[Data entries]
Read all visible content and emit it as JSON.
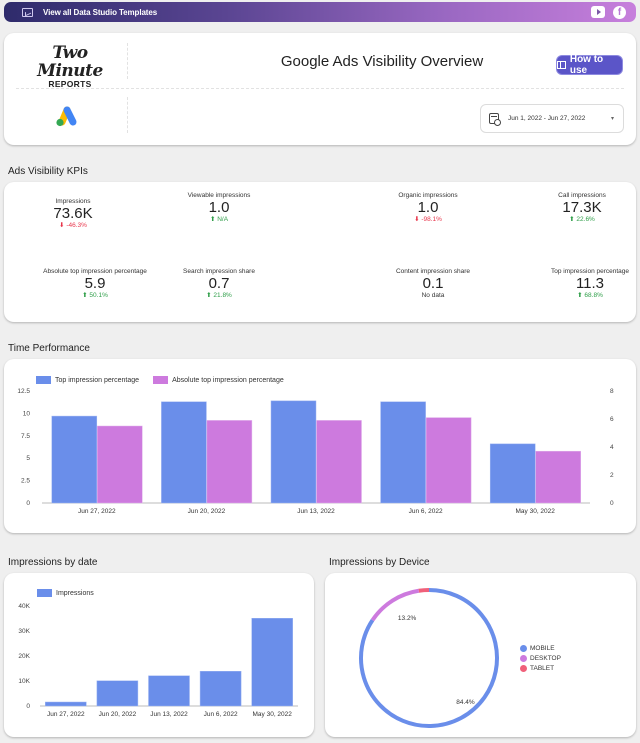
{
  "topbar": {
    "link_label": "View all Data Studio Templates",
    "icons": [
      "line-chart-icon",
      "youtube-icon",
      "facebook-icon"
    ]
  },
  "header": {
    "logo_line1": "Two Minute",
    "logo_line2": "REPORTS",
    "title": "Google Ads Visibility Overview",
    "how_to_use_label": "How to use",
    "date_range": "Jun 1, 2022 - Jun 27, 2022",
    "date_caret": "▾"
  },
  "kpi_section": {
    "title": "Ads Visibility KPIs",
    "kpis": [
      {
        "label": "Impressions",
        "value": "73.6K",
        "change": "-46.3%",
        "direction": "down",
        "status": "neg"
      },
      {
        "label": "Viewable impressions",
        "value": "1.0",
        "change": "N/A",
        "direction": "up",
        "status": "pos"
      },
      {
        "label": "Organic impressions",
        "value": "1.0",
        "change": "-98.1%",
        "direction": "down",
        "status": "neg"
      },
      {
        "label": "Call impressions",
        "value": "17.3K",
        "change": "22.6%",
        "direction": "up",
        "status": "pos"
      },
      {
        "label": "Absolute top impression percentage",
        "value": "5.9",
        "change": "50.1%",
        "direction": "up",
        "status": "pos"
      },
      {
        "label": "Search impression share",
        "value": "0.7",
        "change": "21.8%",
        "direction": "up",
        "status": "pos"
      },
      {
        "label": "Content impression share",
        "value": "0.1",
        "change": "No data",
        "direction": "",
        "status": "none"
      },
      {
        "label": "Top impression percentage",
        "value": "11.3",
        "change": "68.8%",
        "direction": "up",
        "status": "pos"
      }
    ]
  },
  "colors": {
    "blue": "#6a8eea",
    "purple": "#cd7ade",
    "pink": "#f0607a",
    "accent": "#5b55c8",
    "neg": "#e8354b",
    "pos": "#2e9e48"
  },
  "chart_data": [
    {
      "id": "time_performance",
      "type": "bar",
      "title": "Time Performance",
      "categories": [
        "Jun 27, 2022",
        "Jun 20, 2022",
        "Jun 13, 2022",
        "Jun 6, 2022",
        "May 30, 2022"
      ],
      "series": [
        {
          "name": "Top impression percentage",
          "axis": "left",
          "color": "#6a8eea",
          "values": [
            9.7,
            11.3,
            11.4,
            11.3,
            6.6
          ]
        },
        {
          "name": "Absolute top impression percentage",
          "axis": "right",
          "color": "#cd7ade",
          "values": [
            5.5,
            5.9,
            5.9,
            6.1,
            3.7
          ]
        }
      ],
      "y_left": {
        "ticks": [
          "0",
          "2.5",
          "5",
          "7.5",
          "10",
          "12.5"
        ],
        "range": [
          0,
          12.5
        ]
      },
      "y_right": {
        "ticks": [
          "0",
          "2",
          "4",
          "6",
          "8"
        ],
        "range": [
          0,
          8
        ]
      },
      "legend": "top-left",
      "grid": false
    },
    {
      "id": "impressions_by_date",
      "type": "bar",
      "title": "Impressions by date",
      "categories": [
        "Jun 27, 2022",
        "Jun 20, 2022",
        "Jun 13, 2022",
        "Jun 6, 2022",
        "May 30, 2022"
      ],
      "series": [
        {
          "name": "Impressions",
          "color": "#6a8eea",
          "values": [
            1600,
            10100,
            12100,
            13900,
            35100
          ]
        }
      ],
      "y_ticks": [
        "0",
        "10K",
        "20K",
        "30K",
        "40K"
      ],
      "ylim": [
        0,
        40000
      ],
      "legend": "top-left",
      "grid": false
    },
    {
      "id": "impressions_by_device",
      "type": "pie",
      "title": "Impressions by Device",
      "slices": [
        {
          "label": "MOBILE",
          "value": 84.4,
          "display": "84.4%",
          "color": "#6a8eea"
        },
        {
          "label": "DESKTOP",
          "value": 13.2,
          "display": "13.2%",
          "color": "#cd7ade"
        },
        {
          "label": "TABLET",
          "value": 2.4,
          "display": "",
          "color": "#f0607a"
        }
      ],
      "legend": "right",
      "donut": true
    }
  ]
}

> [Stated goal]:
Return the records exactly. Don't carry the pictures over.

> [Result for this task]:
Read all visible content and emit it as JSON.
{
  "topbar": {
    "link_label": "View all Data Studio Templates",
    "icons": [
      "line-chart-icon",
      "youtube-icon",
      "facebook-icon"
    ]
  },
  "header": {
    "logo_line1": "Two Minute",
    "logo_line2": "REPORTS",
    "title": "Google Ads Visibility Overview",
    "how_to_use_label": "How to use",
    "date_range": "Jun 1, 2022 - Jun 27, 2022",
    "date_caret": "▾"
  },
  "kpi_section": {
    "title": "Ads Visibility KPIs",
    "kpis": [
      {
        "label": "Impressions",
        "value": "73.6K",
        "change": "-46.3%",
        "direction": "down",
        "status": "neg"
      },
      {
        "label": "Viewable impressions",
        "value": "1.0",
        "change": "N/A",
        "direction": "up",
        "status": "pos"
      },
      {
        "label": "Organic impressions",
        "value": "1.0",
        "change": "-98.1%",
        "direction": "down",
        "status": "neg"
      },
      {
        "label": "Call impressions",
        "value": "17.3K",
        "change": "22.6%",
        "direction": "up",
        "status": "pos"
      },
      {
        "label": "Absolute top impression percentage",
        "value": "5.9",
        "change": "50.1%",
        "direction": "up",
        "status": "pos"
      },
      {
        "label": "Search impression share",
        "value": "0.7",
        "change": "21.8%",
        "direction": "up",
        "status": "pos"
      },
      {
        "label": "Content impression share",
        "value": "0.1",
        "change": "No data",
        "direction": "",
        "status": "none"
      },
      {
        "label": "Top impression percentage",
        "value": "11.3",
        "change": "68.8%",
        "direction": "up",
        "status": "pos"
      }
    ]
  },
  "colors": {
    "blue": "#6a8eea",
    "purple": "#cd7ade",
    "pink": "#f0607a",
    "accent": "#5b55c8",
    "neg": "#e8354b",
    "pos": "#2e9e48"
  },
  "chart_data": [
    {
      "id": "time_performance",
      "type": "bar",
      "title": "Time Performance",
      "categories": [
        "Jun 27, 2022",
        "Jun 20, 2022",
        "Jun 13, 2022",
        "Jun 6, 2022",
        "May 30, 2022"
      ],
      "series": [
        {
          "name": "Top impression percentage",
          "axis": "left",
          "color": "#6a8eea",
          "values": [
            9.7,
            11.3,
            11.4,
            11.3,
            6.6
          ]
        },
        {
          "name": "Absolute top impression percentage",
          "axis": "right",
          "color": "#cd7ade",
          "values": [
            5.5,
            5.9,
            5.9,
            6.1,
            3.7
          ]
        }
      ],
      "y_left": {
        "ticks": [
          "0",
          "2.5",
          "5",
          "7.5",
          "10",
          "12.5"
        ],
        "range": [
          0,
          12.5
        ]
      },
      "y_right": {
        "ticks": [
          "0",
          "2",
          "4",
          "6",
          "8"
        ],
        "range": [
          0,
          8
        ]
      },
      "legend": "top-left",
      "grid": false
    },
    {
      "id": "impressions_by_date",
      "type": "bar",
      "title": "Impressions by date",
      "categories": [
        "Jun 27, 2022",
        "Jun 20, 2022",
        "Jun 13, 2022",
        "Jun 6, 2022",
        "May 30, 2022"
      ],
      "series": [
        {
          "name": "Impressions",
          "color": "#6a8eea",
          "values": [
            1600,
            10100,
            12100,
            13900,
            35100
          ]
        }
      ],
      "y_ticks": [
        "0",
        "10K",
        "20K",
        "30K",
        "40K"
      ],
      "ylim": [
        0,
        40000
      ],
      "legend": "top-left",
      "grid": false
    },
    {
      "id": "impressions_by_device",
      "type": "pie",
      "title": "Impressions by Device",
      "slices": [
        {
          "label": "MOBILE",
          "value": 84.4,
          "display": "84.4%",
          "color": "#6a8eea"
        },
        {
          "label": "DESKTOP",
          "value": 13.2,
          "display": "13.2%",
          "color": "#cd7ade"
        },
        {
          "label": "TABLET",
          "value": 2.4,
          "display": "",
          "color": "#f0607a"
        }
      ],
      "legend": "right",
      "donut": true
    }
  ]
}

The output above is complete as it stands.